Aim
Show all lines holding the string "Language".

Extracted records
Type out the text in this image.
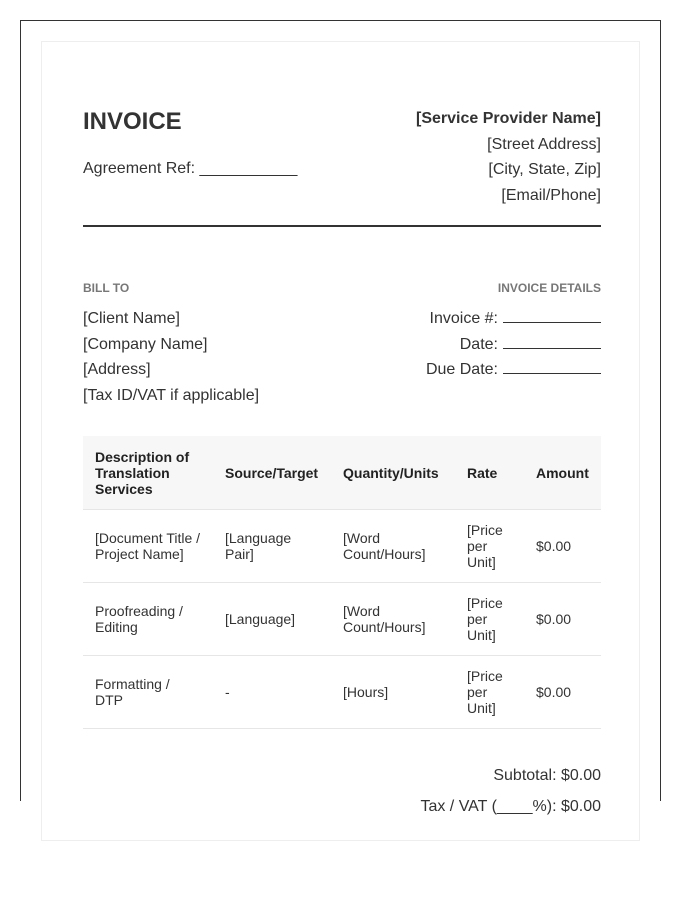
INVOICE
Agreement Ref: ___________
[Service Provider Name]
[Street Address]
[City, State, Zip]
[Email/Phone]
BILL TO	INVOICE DETAILS
[Client Name]
[Company Name]
[Address]
[Tax ID/VAT if applicable]
Invoice #:
Date:
Due Date:
Description of Translation Services	Source/Target	Quantity/Units	Rate	Amount
[Document Title / Project Name]	[Language Pair]	[Word Count/Hours]	[Price per Unit]	$0.00
Proofreading / Editing	[Language]	[Word Count/Hours]	[Price per Unit]	$0.00
Formatting / DTP	-	[Hours]	[Price per Unit]	$0.00
Subtotal: $0.00
Tax / VAT (____%): $0.00
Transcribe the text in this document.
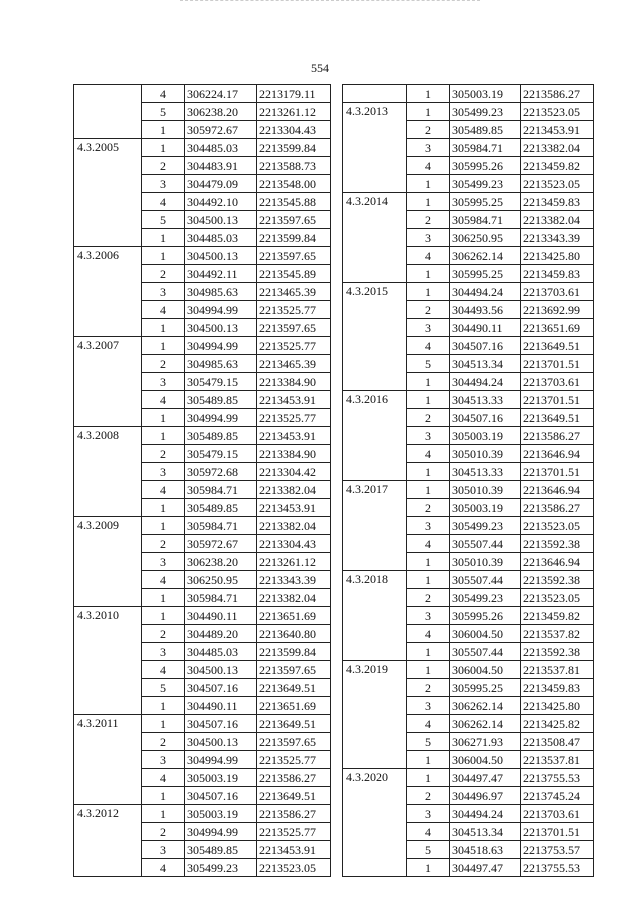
554
	4	306224.17	2213179.11
	5	306238.20	2213261.12
	1	305972.67	2213304.43
4.3.2005	1	304485.03	2213599.84
	2	304483.91	2213588.73
	3	304479.09	2213548.00
	4	304492.10	2213545.88
	5	304500.13	2213597.65
	1	304485.03	2213599.84
4.3.2006	1	304500.13	2213597.65
	2	304492.11	2213545.89
	3	304985.63	2213465.39
	4	304994.99	2213525.77
	1	304500.13	2213597.65
4.3.2007	1	304994.99	2213525.77
	2	304985.63	2213465.39
	3	305479.15	2213384.90
	4	305489.85	2213453.91
	1	304994.99	2213525.77
4.3.2008	1	305489.85	2213453.91
	2	305479.15	2213384.90
	3	305972.68	2213304.42
	4	305984.71	2213382.04
	1	305489.85	2213453.91
4.3.2009	1	305984.71	2213382.04
	2	305972.67	2213304.43
	3	306238.20	2213261.12
	4	306250.95	2213343.39
	1	305984.71	2213382.04
4.3.2010	1	304490.11	2213651.69
	2	304489.20	2213640.80
	3	304485.03	2213599.84
	4	304500.13	2213597.65
	5	304507.16	2213649.51
	1	304490.11	2213651.69
4.3.2011	1	304507.16	2213649.51
	2	304500.13	2213597.65
	3	304994.99	2213525.77
	4	305003.19	2213586.27
	1	304507.16	2213649.51
4.3.2012	1	305003.19	2213586.27
	2	304994.99	2213525.77
	3	305489.85	2213453.91
	4	305499.23	2213523.05
	1	305003.19	2213586.27
4.3.2013	1	305499.23	2213523.05
	2	305489.85	2213453.91
	3	305984.71	2213382.04
	4	305995.26	2213459.82
	1	305499.23	2213523.05
4.3.2014	1	305995.25	2213459.83
	2	305984.71	2213382.04
	3	306250.95	2213343.39
	4	306262.14	2213425.80
	1	305995.25	2213459.83
4.3.2015	1	304494.24	2213703.61
	2	304493.56	2213692.99
	3	304490.11	2213651.69
	4	304507.16	2213649.51
	5	304513.34	2213701.51
	1	304494.24	2213703.61
4.3.2016	1	304513.33	2213701.51
	2	304507.16	2213649.51
	3	305003.19	2213586.27
	4	305010.39	2213646.94
	1	304513.33	2213701.51
4.3.2017	1	305010.39	2213646.94
	2	305003.19	2213586.27
	3	305499.23	2213523.05
	4	305507.44	2213592.38
	1	305010.39	2213646.94
4.3.2018	1	305507.44	2213592.38
	2	305499.23	2213523.05
	3	305995.26	2213459.82
	4	306004.50	2213537.82
	1	305507.44	2213592.38
4.3.2019	1	306004.50	2213537.81
	2	305995.25	2213459.83
	3	306262.14	2213425.80
	4	306262.14	2213425.82
	5	306271.93	2213508.47
	1	306004.50	2213537.81
4.3.2020	1	304497.47	2213755.53
	2	304496.97	2213745.24
	3	304494.24	2213703.61
	4	304513.34	2213701.51
	5	304518.63	2213753.57
	1	304497.47	2213755.53
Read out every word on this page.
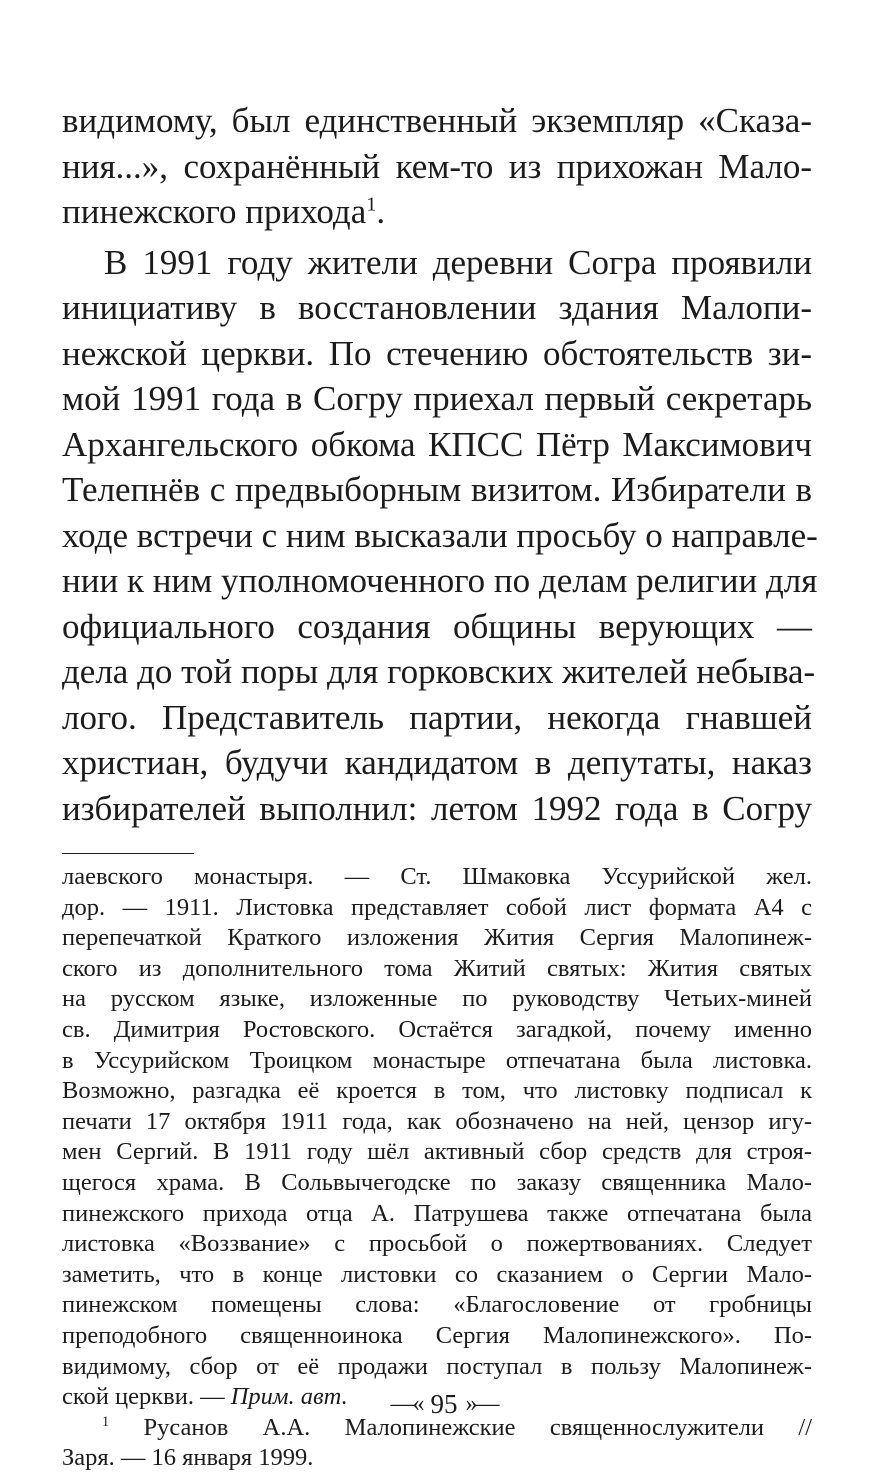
видимому, был единственный экземпляр «Сказа-
ния...», сохранённый кем-то из прихожан Мало-
пинежского прихода$^1$.
В 1991 году жители деревни Согра проявили
инициативу в восстановлении здания Малопи-
нежской церкви. По стечению обстоятельств зи-
мой 1991 года в Согру приехал первый секретарь
Архангельского обкома КПСС Пётр Максимович
Телепнёв с предвыборным визитом. Избиратели в
ходе встречи с ним высказали просьбу о направле-
нии к ним уполномоченного по делам религии для
официального создания общины верующих —
дела до той поры для горковских жителей небыва-
лого. Представитель партии, некогда гнавшей
христиан, будучи кандидатом в депутаты, наказ
избирателей выполнил: летом 1992 года в Согру
лаевского монастыря. — Ст. Шмаковка Уссурийской жел.
дор. — 1911. Листовка представляет собой лист формата А4 с
перепечаткой Краткого изложения Жития Сергия Малопинеж-
ского из дополнительного тома Житий святых: Жития святых
на русском языке, изложенные по руководству Четьих-миней
св. Димитрия Ростовского. Остаётся загадкой, почему именно
в Уссурийском Троицком монастыре отпечатана была листовка.
Возможно, разгадка её кроется в том, что листовку подписал к
печати 17 октября 1911 года, как обозначено на ней, цензор игу-
мен Сергий. В 1911 году шёл активный сбор средств для строя-
щегося храма. В Сольвычегодске по заказу священника Мало-
пинежского прихода отца А. Патрушева также отпечатана была
листовка «Воззвание» с просьбой о пожертвованиях. Следует
заметить, что в конце листовки со сказанием о Сергии Мало-
пинежском помещены слова: «Благословение от гробницы
преподобного священноинока Сергия Малопинежского». По-
видимому, сбор от её продажи поступал в пользу Малопинеж-
ской церкви. — Прим. авт.
$^1$ Русанов А.А. Малопинежские священнослужители //
Заря. — 16 января 1999.
—« 95 »—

Written response
[Document Title / Project Name]	[Language Pair]	[Word Count/Hours]	[Price per Unit]	$0.00
Proofreading / Editing	[Language]	[Word Count/Hours]	[Price per Unit]	$0.00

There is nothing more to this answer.